** Begin Data excerpts **
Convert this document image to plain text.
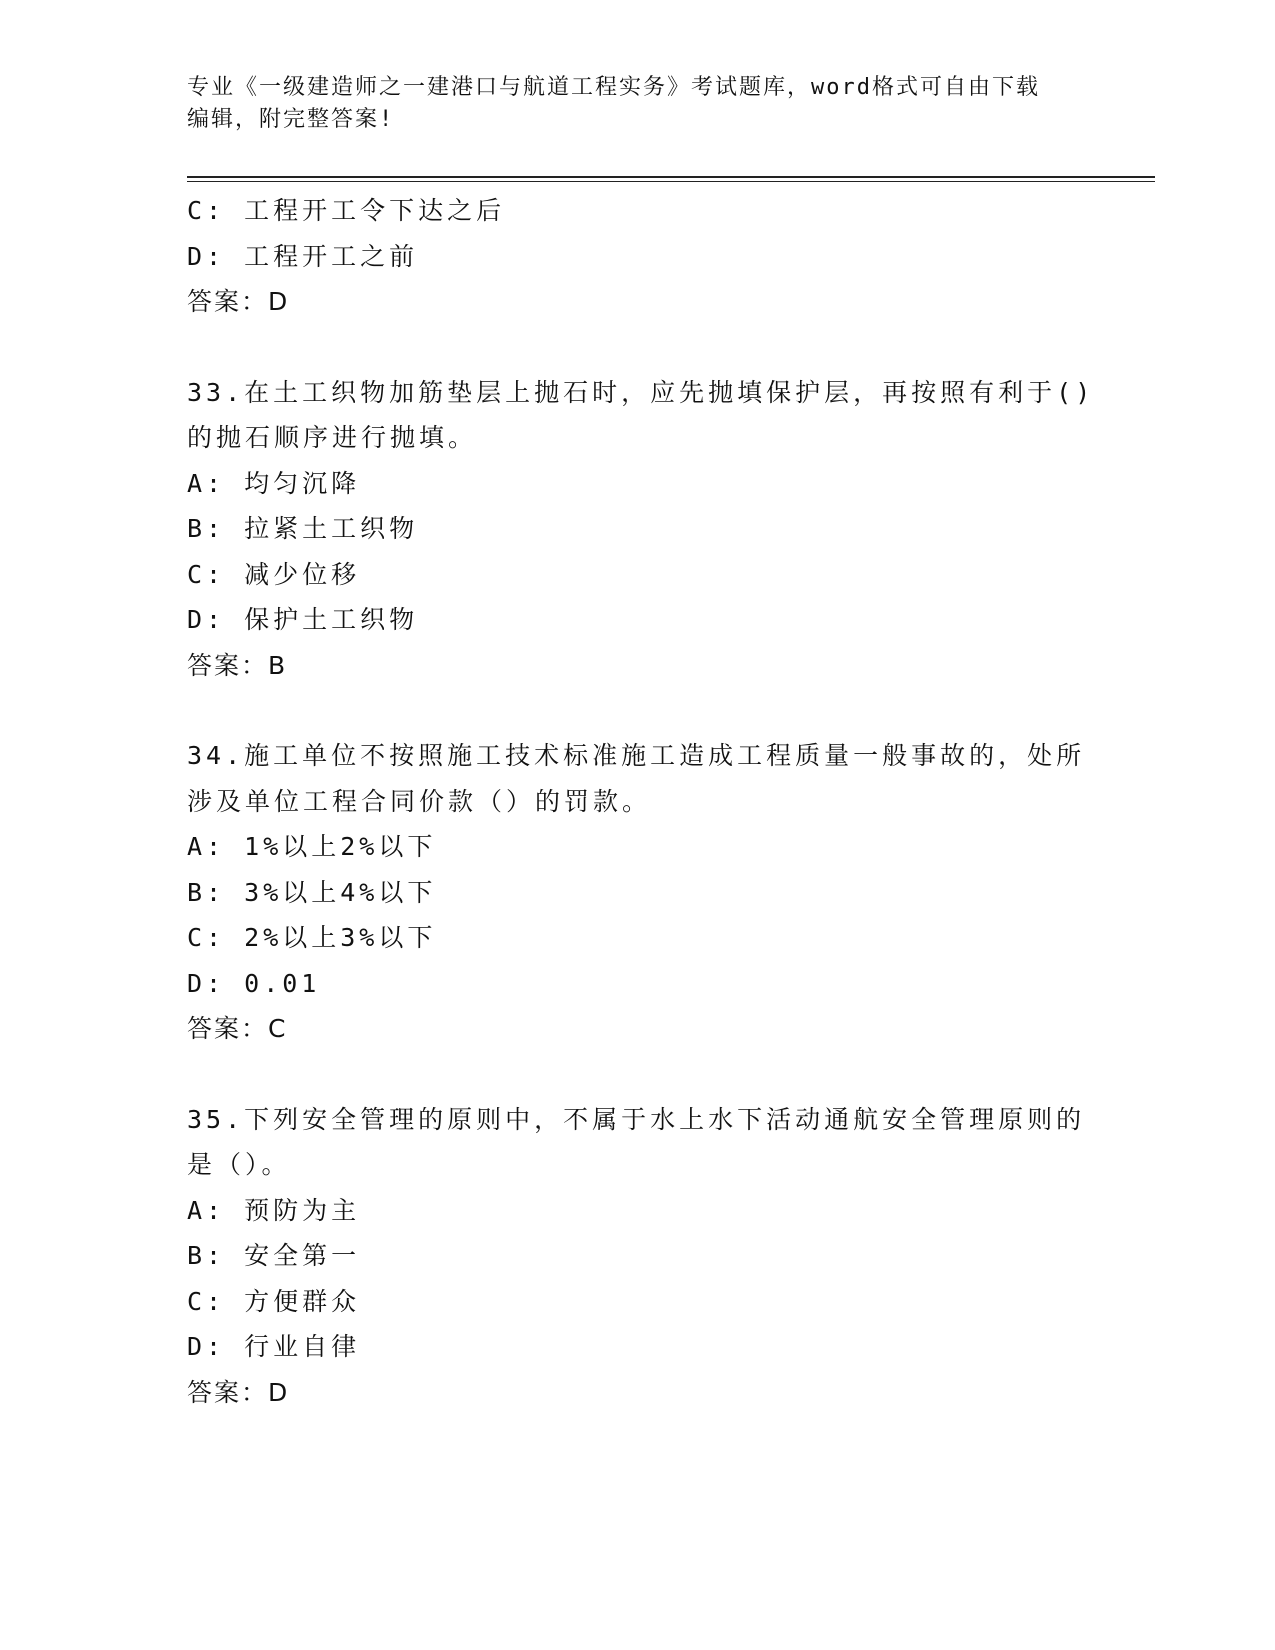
专业《一级建造师之一建港口与航道工程实务》考试题库，word格式可自由下载
编辑，附完整答案!
C: 工程开工令下达之后
D: 工程开工之前
答案：D
33.在土工织物加筋垫层上抛石时，应先抛填保护层，再按照有利于()
的抛石顺序进行抛填。
A: 均匀沉降
B: 拉紧土工织物
C: 减少位移
D: 保护土工织物
答案：B
34.施工单位不按照施工技术标准施工造成工程质量一般事故的，处所
涉及单位工程合同价款（）的罚款。
A: 1%以上2%以下
B: 3%以上4%以下
C: 2%以上3%以下
D: 0.01
答案：C
35.下列安全管理的原则中，不属于水上水下活动通航安全管理原则的
是（）。
A: 预防为主
B: 安全第一
C: 方便群众
D: 行业自律
答案：D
** End Data excerpts **
_Short task_: Transcribe the records above exactly, omitting every picture they contain.

_Answer to this problem_:
Convert this document image to plain text.
专业《一级建造师之一建港口与航道工程实务》考试题库，word格式可自由下载
编辑，附完整答案!
C: 工程开工令下达之后
D: 工程开工之前
答案：D
33.在土工织物加筋垫层上抛石时，应先抛填保护层，再按照有利于()
的抛石顺序进行抛填。
A: 均匀沉降
B: 拉紧土工织物
C: 减少位移
D: 保护土工织物
答案：B
34.施工单位不按照施工技术标准施工造成工程质量一般事故的，处所
涉及单位工程合同价款（）的罚款。
A: 1%以上2%以下
B: 3%以上4%以下
C: 2%以上3%以下
D: 0.01
答案：C
35.下列安全管理的原则中，不属于水上水下活动通航安全管理原则的
是（）。
A: 预防为主
B: 安全第一
C: 方便群众
D: 行业自律
答案：D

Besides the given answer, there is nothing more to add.